▸ TEKS BACAAN
────

Imagini ale paginilor
PDF
ePub

SOAL STRATEGI KEESAAN

Oleh

Eka Darmaputra

Keesaan itu apa?

Kapan Indonesia merdeka ? Hampir semua orang akan mengatakan 17 Agustus 1945. Sebab pada hari itulah, kita mencanangkan kemerdekaan kita kepada dunia. Namun ada yang menghubungkan kemerdekaan itu dengan kedaulatan politik ke dalam dan ke luar. Bila begitu, maka secara praktis, Indonesia merdeka setelah KMB, setelah pengakuan kedaulatan, atau bahkan setelah Indonesia diterima menjadi anggota PBB.

────

▸ SEGMEN DATA
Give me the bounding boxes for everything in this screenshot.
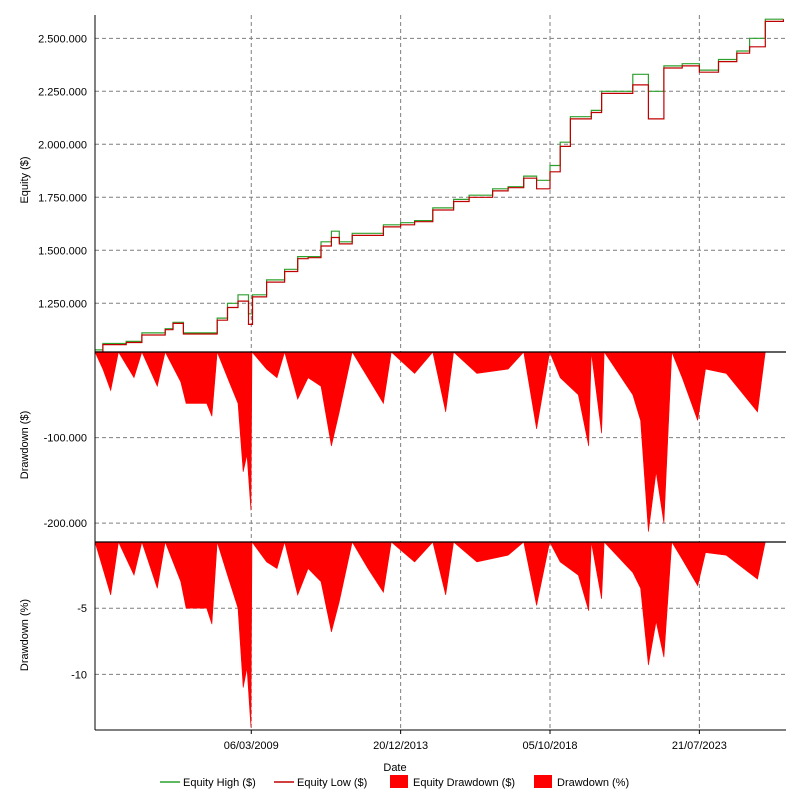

────

▸ LATIHAN SINGKAT 1
Menurut teks tentang strategi keesaan, tanggal berapa yang akan disebut hampir semua orang sebagai hari Indonesia merdeka?
▸ LATIHAN SINGKAT 2
Lanjutkan teks tentang strategi keesaan, mulai dari sesudah kalimat terakhirnya.

▸ HASIL 1
17 Agustus 1945.

▸ HASIL 2
Tidak hanya itu, saudara. Cukup banyak orang tidak mau menggantungkan diri pada legalitas. Kemerdekaan itu, kata mereka, adalah soal jiwa, soal roh, soal semangat. Pada saat kita merasa merdeka, pada saat itulah kita merdeka. Kalau demikian, maka sebelum 17 Agustus 1945, secara eksistensiil kita sudah merdeka.

Pada pihak lain, ada yang mengukur kemerdekaan itu dengan terwujudnya cita-cita kemerdekaan. Sekalipun terasa sedikit skeptis, tetapi dengan serius, ada orang-orang yang berkata : Tidak ada artinya, secara resmi kita merdeka; bila dalam kenyataannya keadaan kita belum lebih baik dari pada waktu jaman kolonial. Bagi mereka, sampai sekarangpun, kita ini sebenarnya belum benar-benar merdeka.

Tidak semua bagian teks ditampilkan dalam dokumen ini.